[BEGIN Passage given]

In fact, according to decision theory, the only value that matters in the above matrix is the +∞ (infinitely positive). Any matrix of the following type (where f_{1}, f_{2}, and f_{3} are all negative or finite positive numbers) results in (B) as being the only rational decision.

|  | God exists (G) | God does not exist (¬G) |
| Belief (B) | +∞ | f_{1} |
| Disbelief (¬B) | f_{2} | f_{3} |

=== Misunderstanding of the wager ===

Pascal's intent was not to provide an argument to convince atheists to believe, but (a) to show the fallacy of attempting to use logical reasoning to prove or disprove God, and (b) to persuade atheists to sinlessness, as an aid to attaining faith ("it is this which will lessen the passions, which are your stumbling-blocks"). As Laurent Thirouin writes (note that the numbering of the items in the Pensees is not standardized; Thirouin's 418 is this article's 233):

The celebrity of fragment 418 has been established at the price of mutilation. By titling this text "the wager", readers have been fixated only on one part of Pascal's reasoning. It doesn't conclude with a QED at the end of the mathematical part. The unbeliever who had provoked this long analysis to counter his previous objection ("Maybe I bet too much") is still not ready to join the apologist on the side of faith. He put forward two new objections, undermining the foundations of the wager: the impossibility to know, and the obligation of playing.

To be put at the beginning of Pascal's planned book, the wager was meant to show that logical reasoning cannot support faith or lack thereof:

We have to accept reality and accept the reaction of the libertine when he rejects arguments he is unable to counter. The conclusion is evident: if men believe or refuse to believe, it is not how some believers sometimes say and most unbelievers claim because their own reason justifies the position they have adopted. Belief in God doesn't depend upon rational evidence, no matter which position.

Frederick Copleston writes that Pascal did not intend the wager as proof of God's existence or even a substitute for such proofs. He argues that the wager must be understood in the context of Pascal addressing the wager to those who "though they are also unconvinced by the arguments of sceptics and atheists" also "remain in a state of suspended judgment". Pascal's aim was to prepare "their minds and the production of dispositions favourable to belief".

[END Passage given]
[BEGIN Dataset content]

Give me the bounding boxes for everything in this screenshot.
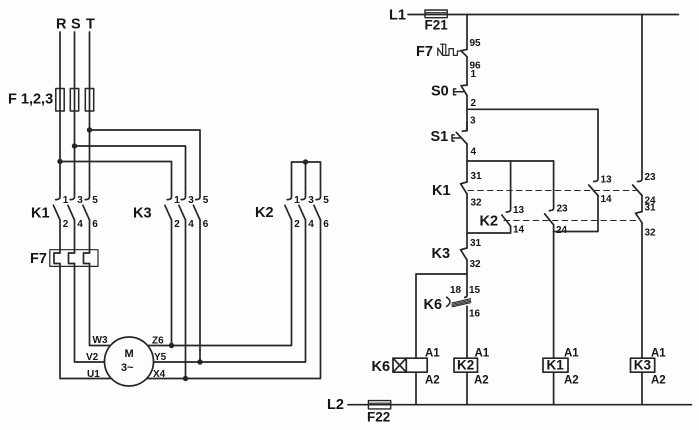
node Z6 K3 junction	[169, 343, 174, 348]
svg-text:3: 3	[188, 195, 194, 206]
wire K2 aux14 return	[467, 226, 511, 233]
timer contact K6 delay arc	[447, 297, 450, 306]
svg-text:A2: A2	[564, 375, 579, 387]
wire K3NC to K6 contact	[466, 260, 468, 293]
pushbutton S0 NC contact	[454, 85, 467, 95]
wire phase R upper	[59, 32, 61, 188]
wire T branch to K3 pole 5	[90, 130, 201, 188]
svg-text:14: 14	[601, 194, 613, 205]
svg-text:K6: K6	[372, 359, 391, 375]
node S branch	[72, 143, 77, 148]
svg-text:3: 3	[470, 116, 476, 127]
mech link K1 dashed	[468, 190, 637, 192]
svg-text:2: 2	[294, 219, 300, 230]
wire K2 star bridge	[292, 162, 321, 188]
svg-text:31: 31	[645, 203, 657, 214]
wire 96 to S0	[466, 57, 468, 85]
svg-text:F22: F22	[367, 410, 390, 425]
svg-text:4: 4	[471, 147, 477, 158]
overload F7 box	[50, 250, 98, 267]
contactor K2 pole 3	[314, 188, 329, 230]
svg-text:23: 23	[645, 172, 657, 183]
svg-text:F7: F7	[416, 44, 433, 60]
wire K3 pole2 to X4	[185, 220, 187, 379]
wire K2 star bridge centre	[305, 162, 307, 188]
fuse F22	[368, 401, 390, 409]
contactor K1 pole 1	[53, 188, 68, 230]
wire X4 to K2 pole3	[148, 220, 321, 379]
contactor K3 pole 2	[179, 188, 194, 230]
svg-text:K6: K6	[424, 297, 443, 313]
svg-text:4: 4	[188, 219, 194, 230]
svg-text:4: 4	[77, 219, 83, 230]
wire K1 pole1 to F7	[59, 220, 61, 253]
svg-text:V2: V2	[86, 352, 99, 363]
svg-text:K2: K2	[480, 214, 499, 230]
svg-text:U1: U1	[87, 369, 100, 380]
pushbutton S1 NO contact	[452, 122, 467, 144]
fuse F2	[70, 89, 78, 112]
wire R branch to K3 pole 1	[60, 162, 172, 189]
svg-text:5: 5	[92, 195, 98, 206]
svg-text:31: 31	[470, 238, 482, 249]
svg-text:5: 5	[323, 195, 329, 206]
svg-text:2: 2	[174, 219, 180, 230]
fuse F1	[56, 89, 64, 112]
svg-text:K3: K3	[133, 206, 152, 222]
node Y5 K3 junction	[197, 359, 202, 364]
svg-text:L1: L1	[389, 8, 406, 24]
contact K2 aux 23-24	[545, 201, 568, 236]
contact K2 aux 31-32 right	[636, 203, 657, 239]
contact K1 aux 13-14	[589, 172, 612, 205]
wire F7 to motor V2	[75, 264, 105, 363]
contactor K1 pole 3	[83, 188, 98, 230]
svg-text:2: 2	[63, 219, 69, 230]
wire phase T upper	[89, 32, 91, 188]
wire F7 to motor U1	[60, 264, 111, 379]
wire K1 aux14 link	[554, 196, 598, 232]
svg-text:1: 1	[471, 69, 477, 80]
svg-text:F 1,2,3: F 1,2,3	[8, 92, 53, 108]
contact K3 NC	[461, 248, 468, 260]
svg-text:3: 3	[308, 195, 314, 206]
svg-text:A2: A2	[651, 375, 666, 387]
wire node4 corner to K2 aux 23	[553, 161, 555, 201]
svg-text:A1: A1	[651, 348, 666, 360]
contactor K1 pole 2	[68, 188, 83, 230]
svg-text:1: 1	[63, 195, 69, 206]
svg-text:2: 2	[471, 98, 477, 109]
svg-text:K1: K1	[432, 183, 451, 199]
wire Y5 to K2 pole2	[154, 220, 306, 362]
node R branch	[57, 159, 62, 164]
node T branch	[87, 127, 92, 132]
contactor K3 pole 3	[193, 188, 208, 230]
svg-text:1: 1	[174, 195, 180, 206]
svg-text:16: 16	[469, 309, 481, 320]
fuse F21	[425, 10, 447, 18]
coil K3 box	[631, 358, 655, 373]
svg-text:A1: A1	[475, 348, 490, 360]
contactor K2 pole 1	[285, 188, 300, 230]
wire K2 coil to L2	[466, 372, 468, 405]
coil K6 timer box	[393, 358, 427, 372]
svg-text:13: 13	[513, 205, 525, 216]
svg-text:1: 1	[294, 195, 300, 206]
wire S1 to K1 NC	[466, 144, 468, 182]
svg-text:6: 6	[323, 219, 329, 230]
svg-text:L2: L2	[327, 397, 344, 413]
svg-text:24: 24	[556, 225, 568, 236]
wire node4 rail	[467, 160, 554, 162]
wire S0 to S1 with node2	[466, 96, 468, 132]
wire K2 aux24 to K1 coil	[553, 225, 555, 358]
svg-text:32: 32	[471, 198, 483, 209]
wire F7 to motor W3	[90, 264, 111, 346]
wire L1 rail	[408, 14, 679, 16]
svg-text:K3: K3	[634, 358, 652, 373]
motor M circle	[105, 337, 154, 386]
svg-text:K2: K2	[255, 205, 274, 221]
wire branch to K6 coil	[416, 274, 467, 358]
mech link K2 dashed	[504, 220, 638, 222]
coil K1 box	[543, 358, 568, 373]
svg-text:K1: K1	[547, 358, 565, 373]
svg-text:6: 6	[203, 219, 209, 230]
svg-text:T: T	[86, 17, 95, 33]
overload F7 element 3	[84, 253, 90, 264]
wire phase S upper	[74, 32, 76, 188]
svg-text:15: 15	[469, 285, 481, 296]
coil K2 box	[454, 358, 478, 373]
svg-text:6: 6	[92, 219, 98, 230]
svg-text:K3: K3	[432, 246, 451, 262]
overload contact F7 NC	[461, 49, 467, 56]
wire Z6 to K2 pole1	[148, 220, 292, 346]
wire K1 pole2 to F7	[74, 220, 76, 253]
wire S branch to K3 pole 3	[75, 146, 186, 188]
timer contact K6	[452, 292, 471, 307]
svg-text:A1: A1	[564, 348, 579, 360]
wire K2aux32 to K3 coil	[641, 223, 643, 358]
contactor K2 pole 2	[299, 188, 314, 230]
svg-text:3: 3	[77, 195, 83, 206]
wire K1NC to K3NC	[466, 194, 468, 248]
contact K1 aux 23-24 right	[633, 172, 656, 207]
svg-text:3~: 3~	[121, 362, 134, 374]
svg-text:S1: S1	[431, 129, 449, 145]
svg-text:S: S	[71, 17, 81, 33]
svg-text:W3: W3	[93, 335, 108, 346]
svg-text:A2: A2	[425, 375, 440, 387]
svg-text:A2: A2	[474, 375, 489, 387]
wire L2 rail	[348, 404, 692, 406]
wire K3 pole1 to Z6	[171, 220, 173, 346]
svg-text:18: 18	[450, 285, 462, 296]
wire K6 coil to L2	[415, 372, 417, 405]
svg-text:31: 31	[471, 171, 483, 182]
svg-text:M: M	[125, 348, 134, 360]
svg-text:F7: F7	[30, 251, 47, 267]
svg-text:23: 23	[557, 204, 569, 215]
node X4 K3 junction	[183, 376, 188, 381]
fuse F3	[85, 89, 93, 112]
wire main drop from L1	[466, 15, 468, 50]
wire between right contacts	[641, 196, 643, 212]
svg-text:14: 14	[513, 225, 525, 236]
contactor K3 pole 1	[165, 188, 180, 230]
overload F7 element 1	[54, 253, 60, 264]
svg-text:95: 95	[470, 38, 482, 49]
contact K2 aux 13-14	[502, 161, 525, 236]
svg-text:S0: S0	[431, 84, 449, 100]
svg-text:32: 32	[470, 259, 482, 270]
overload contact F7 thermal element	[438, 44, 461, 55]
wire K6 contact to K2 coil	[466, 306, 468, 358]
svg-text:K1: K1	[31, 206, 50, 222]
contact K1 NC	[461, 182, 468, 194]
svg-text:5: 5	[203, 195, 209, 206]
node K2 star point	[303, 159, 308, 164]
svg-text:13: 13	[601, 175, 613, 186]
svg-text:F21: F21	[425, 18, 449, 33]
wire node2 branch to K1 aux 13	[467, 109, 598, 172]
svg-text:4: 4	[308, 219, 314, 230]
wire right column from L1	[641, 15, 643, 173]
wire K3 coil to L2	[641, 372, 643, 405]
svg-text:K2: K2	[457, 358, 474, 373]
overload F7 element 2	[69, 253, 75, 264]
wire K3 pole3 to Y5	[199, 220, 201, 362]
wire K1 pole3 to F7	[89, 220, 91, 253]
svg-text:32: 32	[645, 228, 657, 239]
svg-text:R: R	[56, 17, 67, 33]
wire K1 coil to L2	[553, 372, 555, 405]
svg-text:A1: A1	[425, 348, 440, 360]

[END Dataset content]
[BEGIN Dataset content]

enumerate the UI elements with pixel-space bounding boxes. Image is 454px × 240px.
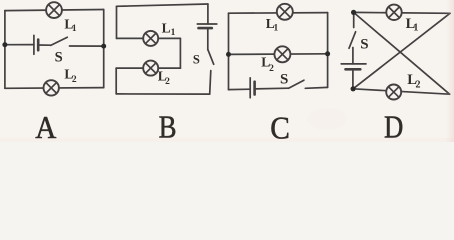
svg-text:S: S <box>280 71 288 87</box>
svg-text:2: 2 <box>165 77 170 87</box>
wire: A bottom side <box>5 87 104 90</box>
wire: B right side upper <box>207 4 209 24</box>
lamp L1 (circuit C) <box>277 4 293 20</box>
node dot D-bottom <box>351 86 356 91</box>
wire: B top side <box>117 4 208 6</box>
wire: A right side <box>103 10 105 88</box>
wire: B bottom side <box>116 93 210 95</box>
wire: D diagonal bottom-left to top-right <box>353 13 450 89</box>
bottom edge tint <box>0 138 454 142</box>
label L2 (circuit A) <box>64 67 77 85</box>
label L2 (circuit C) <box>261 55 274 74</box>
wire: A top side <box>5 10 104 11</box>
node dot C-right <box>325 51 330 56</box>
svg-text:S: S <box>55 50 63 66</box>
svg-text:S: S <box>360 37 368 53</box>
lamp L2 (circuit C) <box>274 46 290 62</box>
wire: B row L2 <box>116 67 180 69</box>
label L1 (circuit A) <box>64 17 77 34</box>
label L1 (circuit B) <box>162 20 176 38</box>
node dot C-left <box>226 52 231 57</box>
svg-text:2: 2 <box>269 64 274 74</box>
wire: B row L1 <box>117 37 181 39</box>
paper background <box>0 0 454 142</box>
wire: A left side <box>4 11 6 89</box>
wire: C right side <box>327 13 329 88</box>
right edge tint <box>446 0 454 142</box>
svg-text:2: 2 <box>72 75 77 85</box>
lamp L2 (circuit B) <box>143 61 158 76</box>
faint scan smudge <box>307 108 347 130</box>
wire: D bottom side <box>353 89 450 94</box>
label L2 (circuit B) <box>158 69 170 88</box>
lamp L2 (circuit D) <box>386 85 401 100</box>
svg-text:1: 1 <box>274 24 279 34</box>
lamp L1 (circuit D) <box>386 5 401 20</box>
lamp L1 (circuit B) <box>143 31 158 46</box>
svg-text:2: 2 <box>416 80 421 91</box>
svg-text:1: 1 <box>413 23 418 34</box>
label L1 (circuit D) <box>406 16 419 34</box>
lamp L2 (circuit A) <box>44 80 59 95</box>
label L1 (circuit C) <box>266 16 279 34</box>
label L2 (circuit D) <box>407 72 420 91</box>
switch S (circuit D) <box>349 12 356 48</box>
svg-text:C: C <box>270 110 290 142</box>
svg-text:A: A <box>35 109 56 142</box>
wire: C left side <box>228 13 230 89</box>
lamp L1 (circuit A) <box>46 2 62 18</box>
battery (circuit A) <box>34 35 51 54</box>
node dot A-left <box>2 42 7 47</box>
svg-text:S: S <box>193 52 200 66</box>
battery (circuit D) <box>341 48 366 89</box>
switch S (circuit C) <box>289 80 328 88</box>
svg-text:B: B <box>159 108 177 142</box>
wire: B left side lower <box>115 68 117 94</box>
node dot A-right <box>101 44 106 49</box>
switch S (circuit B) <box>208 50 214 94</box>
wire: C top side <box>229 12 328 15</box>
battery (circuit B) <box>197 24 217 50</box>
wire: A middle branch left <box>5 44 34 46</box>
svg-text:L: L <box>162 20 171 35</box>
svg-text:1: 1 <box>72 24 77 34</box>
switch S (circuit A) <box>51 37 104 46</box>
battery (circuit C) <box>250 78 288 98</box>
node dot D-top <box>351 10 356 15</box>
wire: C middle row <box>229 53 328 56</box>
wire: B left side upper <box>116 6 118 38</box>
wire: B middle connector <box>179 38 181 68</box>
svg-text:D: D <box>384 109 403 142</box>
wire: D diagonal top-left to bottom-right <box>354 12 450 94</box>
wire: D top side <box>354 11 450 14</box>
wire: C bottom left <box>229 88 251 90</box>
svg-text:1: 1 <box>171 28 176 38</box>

[END Dataset content]
[BEGIN Dataset content]

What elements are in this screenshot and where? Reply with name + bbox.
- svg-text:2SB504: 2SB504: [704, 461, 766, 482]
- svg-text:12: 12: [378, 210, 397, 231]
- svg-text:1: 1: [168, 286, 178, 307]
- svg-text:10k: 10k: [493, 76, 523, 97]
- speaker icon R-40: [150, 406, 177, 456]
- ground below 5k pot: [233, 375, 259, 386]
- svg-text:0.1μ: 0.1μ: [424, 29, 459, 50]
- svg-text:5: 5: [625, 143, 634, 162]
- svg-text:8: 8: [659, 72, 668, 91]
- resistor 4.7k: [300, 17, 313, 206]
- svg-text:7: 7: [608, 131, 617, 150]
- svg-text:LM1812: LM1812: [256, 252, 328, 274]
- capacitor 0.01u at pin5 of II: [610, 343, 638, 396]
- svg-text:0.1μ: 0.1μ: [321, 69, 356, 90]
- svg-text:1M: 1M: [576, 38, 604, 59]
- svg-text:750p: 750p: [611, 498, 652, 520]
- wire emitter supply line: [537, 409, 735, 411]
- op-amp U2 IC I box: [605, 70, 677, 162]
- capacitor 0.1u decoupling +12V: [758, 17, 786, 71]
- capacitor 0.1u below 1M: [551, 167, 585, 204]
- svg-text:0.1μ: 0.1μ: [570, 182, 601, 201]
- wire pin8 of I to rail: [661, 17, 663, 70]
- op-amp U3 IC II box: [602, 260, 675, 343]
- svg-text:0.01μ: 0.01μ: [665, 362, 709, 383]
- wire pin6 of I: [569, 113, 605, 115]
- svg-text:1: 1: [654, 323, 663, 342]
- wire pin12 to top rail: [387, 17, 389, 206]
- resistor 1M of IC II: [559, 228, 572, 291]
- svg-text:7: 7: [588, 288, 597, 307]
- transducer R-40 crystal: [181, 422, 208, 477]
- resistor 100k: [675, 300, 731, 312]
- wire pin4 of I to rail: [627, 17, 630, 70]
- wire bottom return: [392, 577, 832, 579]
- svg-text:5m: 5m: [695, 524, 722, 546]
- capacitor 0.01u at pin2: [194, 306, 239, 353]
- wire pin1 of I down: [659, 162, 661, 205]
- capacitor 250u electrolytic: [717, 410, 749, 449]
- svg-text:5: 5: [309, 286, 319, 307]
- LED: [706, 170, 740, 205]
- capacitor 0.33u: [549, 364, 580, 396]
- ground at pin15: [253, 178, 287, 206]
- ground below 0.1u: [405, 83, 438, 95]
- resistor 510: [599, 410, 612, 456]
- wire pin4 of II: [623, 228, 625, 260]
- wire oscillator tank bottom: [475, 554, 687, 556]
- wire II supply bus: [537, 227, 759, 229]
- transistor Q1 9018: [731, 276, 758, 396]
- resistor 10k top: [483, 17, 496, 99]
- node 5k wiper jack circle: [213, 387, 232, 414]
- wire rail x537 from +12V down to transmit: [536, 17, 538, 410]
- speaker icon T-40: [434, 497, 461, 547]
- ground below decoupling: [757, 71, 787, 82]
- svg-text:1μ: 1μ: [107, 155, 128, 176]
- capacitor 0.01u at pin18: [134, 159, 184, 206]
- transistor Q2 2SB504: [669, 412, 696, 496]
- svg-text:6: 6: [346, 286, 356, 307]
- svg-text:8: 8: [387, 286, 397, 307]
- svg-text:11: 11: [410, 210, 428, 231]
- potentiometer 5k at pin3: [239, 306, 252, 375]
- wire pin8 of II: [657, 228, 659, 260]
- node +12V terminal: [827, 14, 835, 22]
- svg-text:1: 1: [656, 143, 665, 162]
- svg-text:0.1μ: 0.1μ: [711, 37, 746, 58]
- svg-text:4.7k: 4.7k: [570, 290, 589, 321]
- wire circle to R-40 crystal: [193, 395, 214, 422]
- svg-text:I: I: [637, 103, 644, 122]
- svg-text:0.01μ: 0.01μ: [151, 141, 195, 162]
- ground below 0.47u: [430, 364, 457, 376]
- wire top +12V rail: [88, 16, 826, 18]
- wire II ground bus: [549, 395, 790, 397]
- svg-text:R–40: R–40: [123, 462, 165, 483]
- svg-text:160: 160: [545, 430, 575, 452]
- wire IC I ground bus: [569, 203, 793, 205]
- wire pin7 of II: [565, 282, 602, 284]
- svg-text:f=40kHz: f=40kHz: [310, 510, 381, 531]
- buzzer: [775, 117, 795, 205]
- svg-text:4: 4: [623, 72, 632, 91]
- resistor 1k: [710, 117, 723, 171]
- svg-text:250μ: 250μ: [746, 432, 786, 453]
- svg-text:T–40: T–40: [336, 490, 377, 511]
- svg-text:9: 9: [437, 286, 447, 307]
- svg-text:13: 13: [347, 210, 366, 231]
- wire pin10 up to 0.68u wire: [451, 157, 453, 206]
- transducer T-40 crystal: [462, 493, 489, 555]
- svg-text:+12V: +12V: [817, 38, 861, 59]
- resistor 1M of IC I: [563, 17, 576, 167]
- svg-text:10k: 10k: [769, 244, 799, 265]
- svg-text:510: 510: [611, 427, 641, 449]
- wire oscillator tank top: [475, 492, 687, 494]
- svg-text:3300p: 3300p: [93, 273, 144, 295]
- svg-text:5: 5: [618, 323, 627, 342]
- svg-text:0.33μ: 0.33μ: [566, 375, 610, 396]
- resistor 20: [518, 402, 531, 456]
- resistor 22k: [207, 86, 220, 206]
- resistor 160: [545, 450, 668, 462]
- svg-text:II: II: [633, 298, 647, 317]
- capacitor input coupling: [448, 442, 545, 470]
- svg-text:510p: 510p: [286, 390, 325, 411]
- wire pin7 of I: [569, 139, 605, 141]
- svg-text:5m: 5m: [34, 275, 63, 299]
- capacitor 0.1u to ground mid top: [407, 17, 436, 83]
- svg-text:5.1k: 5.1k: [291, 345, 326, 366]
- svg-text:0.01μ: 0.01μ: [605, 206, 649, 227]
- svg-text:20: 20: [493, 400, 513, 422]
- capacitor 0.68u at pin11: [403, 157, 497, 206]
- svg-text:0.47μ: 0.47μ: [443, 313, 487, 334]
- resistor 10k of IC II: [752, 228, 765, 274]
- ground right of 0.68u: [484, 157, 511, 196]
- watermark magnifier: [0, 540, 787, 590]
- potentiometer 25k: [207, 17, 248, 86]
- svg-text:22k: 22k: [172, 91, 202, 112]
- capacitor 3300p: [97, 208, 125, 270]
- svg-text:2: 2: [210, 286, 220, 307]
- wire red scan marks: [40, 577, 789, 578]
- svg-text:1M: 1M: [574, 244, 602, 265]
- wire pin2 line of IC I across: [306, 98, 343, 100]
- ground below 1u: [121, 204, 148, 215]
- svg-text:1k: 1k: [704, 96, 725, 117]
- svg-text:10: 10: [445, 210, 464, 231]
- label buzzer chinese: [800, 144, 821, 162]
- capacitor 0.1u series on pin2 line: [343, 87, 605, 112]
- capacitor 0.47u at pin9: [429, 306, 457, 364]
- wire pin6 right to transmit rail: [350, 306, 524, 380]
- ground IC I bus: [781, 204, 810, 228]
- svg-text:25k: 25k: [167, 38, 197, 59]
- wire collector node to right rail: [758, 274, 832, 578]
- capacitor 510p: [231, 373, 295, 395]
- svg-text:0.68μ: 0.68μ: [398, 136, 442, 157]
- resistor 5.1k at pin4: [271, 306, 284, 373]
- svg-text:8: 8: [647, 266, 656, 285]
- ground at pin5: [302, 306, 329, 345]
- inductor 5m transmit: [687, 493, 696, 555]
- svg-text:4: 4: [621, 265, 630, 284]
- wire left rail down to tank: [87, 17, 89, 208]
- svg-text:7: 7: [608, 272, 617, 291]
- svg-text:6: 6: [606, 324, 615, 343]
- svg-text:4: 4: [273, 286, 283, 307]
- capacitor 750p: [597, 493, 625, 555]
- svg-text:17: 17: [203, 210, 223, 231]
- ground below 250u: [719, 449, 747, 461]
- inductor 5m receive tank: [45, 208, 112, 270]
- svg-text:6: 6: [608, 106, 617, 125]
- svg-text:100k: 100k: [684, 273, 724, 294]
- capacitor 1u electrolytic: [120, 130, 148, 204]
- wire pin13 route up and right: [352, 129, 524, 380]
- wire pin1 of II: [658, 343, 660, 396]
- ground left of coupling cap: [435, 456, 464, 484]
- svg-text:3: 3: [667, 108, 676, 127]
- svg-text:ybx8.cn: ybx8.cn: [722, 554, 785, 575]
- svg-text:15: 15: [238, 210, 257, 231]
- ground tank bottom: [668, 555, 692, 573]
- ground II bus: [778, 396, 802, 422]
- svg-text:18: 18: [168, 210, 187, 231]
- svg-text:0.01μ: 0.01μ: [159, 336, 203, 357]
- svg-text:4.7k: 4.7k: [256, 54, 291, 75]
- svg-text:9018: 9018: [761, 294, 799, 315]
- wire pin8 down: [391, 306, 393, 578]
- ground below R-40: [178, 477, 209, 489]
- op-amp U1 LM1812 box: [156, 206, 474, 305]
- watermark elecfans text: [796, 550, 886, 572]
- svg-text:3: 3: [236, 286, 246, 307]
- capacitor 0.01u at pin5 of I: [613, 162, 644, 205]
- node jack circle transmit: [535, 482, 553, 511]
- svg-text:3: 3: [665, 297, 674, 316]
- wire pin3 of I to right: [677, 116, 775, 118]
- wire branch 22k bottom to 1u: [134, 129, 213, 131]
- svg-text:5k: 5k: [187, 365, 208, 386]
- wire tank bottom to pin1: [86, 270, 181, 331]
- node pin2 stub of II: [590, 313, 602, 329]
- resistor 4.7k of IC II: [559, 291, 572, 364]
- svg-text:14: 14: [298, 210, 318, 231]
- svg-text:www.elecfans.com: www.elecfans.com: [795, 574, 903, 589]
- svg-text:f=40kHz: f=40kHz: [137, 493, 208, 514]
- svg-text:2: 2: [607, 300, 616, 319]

[END Dataset content]

Jobs:
- 1) In the records, reproduce word for word the lines from the one containing "What elements are" through the one containing "- svg-text:7: 7: [588, 288, 597, 307]", including both of those lines.
- 2) Carry on the text about Pascal's wager from the point where it stops.

Task results:
- 1)
What elements are in this screenshot and where? Reply with name + bbox.
- svg-text:2SB504: 2SB504: [704, 461, 766, 482]
- svg-text:12: 12: [378, 210, 397, 231]
- svg-text:1: 1: [168, 286, 178, 307]
- svg-text:10k: 10k: [493, 76, 523, 97]
- speaker icon R-40: [150, 406, 177, 456]
- ground below 5k pot: [233, 375, 259, 386]
- svg-text:0.1μ: 0.1μ: [424, 29, 459, 50]
- svg-text:5: 5: [625, 143, 634, 162]
- svg-text:8: 8: [659, 72, 668, 91]
- resistor 4.7k: [300, 17, 313, 206]
- svg-text:7: 7: [608, 131, 617, 150]
- svg-text:LM1812: LM1812: [256, 252, 328, 274]
- capacitor 0.01u at pin5 of II: [610, 343, 638, 396]
- svg-text:0.1μ: 0.1μ: [321, 69, 356, 90]
- svg-text:1M: 1M: [576, 38, 604, 59]
- svg-text:750p: 750p: [611, 498, 652, 520]
- wire emitter supply line: [537, 409, 735, 411]
- op-amp U2 IC I box: [605, 70, 677, 162]
- capacitor 0.1u decoupling +12V: [758, 17, 786, 71]
- capacitor 0.1u below 1M: [551, 167, 585, 204]
- svg-text:0.1μ: 0.1μ: [570, 182, 601, 201]
- wire pin8 of I to rail: [661, 17, 663, 70]
- op-amp U3 IC II box: [602, 260, 675, 343]
- svg-text:0.01μ: 0.01μ: [665, 362, 709, 383]
- wire pin6 of I: [569, 113, 605, 115]
- svg-text:1: 1: [654, 323, 663, 342]
- wire pin12 to top rail: [387, 17, 389, 206]
- resistor 1M of IC II: [559, 228, 572, 291]
- svg-text:7: 7: [588, 288, 597, 307]

- 2)
== Criticism ==

=== Failure to prove the existence of God ===

Voltaire (another prominent French writer of the age of Enlightenment), a generation after Pascal, regarded the idea of the wager as a "proof of God" as "indecent and childish", adding, "the interest I have to believe a thing is no proof that such a thing exists". Pascal, however, did not advance the wager as a proof of God's existence but rather as a necessary pragmatic decision which is "impossible to avoid" for any living person. He argued that abstaining from making a wager is not an option and that "reason is incapable of divining the truth"; thus, a decision of whether to believe in the existence of God must be made by "considering the consequences of each possibility".

Voltaire's critique concerns not the nature of the Pascalian wager as proof of God's existence, but the contention that the very belief Pascal tried to promote is not convincing. Voltaire hints at the fact that Pascal, as a Jansenist, believed that only a small, and already predestined, portion of humanity would eventually be saved by God.

Voltaire explained that no matter how far someone is tempted with rewards to believe in Christian salvation, the result will be at best a faint belief. (Note: Vous me promettez l’empire du monde si je crois que vous avez raison: je souhaite alors, de tout mon coeur, que vous ayez raison; mais jusqu’à ce que vous me l’ayez prouvé, je ne puis vous croire. […] J’ai intérêt, sans doute, qu’il y ait un Dieu; mais si dans votre système Dieu n’est venu que pour si peu de personnes; si le petit nombre des élus est si effrayant; si je ne puis rien du tout par moi-même, dites-moi, je vous prie, quel intérêt j’ai à vous croire? N’ai-je pas un intérêt visible à être persuadé du contraire? De quel front osez-vous me montrer un bonheur infini, auquel d’un million d’hommes un seul à peine a droit d’aspirer? [You promise me the empire of the world if I believe you are right: I then hope, with all my heart, that you are right; but until you prove it to me, I cannot believe you. […] It is in my interest, no doubt, that there is a God; but if in your system God only came for so few people; if the number of the elect is so frighteningly small; if I can do nothing at all for myself, please tell me, what interest do I have in believing you? Don’t I have a visible interest in being convinced otherwise? How dare you show me an infinite happiness, to which barely one in a million men can aspire?]) Pascal, in his Pensées, agrees with this, not stating that people can choose to believe (and therefore make a safe wager), but rather that some cannot believe.

As Étienne Souriau explained, in order to accept Pascal's argument, the bettor needs to be certain that God seriously intends to honour the bet; he says that the wager assumes that God also accepts the bet, which is not proved; Pascal's bettor is here like the fool who seeing a leaf floating on a river's waters and quivering at some point, for a few seconds, between the two sides of a stone, says: "I bet a million with Rothschild that it takes finally the left path." And, effectively, the leaf passed on the left side of the stone, but unfortunately for the fool Rothschild never said "I [will take that] bet".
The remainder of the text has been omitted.